* _SOURCE DATA_
◆ ◆ ◆ ◆ ◆

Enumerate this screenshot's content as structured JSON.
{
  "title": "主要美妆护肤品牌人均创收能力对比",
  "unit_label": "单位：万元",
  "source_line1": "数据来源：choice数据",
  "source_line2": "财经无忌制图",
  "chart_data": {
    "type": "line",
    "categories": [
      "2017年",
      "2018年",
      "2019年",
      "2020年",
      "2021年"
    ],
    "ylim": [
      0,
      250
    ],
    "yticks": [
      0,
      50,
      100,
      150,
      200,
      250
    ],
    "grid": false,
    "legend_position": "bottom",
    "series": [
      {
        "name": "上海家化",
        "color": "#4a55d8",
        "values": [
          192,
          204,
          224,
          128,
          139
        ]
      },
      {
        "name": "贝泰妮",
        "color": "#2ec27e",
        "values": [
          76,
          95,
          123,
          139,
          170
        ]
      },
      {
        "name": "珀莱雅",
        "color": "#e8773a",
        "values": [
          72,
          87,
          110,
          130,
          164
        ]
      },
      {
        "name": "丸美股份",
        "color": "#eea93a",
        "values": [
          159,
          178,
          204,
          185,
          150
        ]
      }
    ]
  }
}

◆ ◆ ◆ ◆ ◆

* _INSTRUCTIONS FOR THE TASK_
Reproduce each line holding the word "color".

* _WRITTEN RESPONSE_
        "color": "#4a55d8",
        "color": "#2ec27e",
        "color": "#e8773a",
        "color": "#eea93a",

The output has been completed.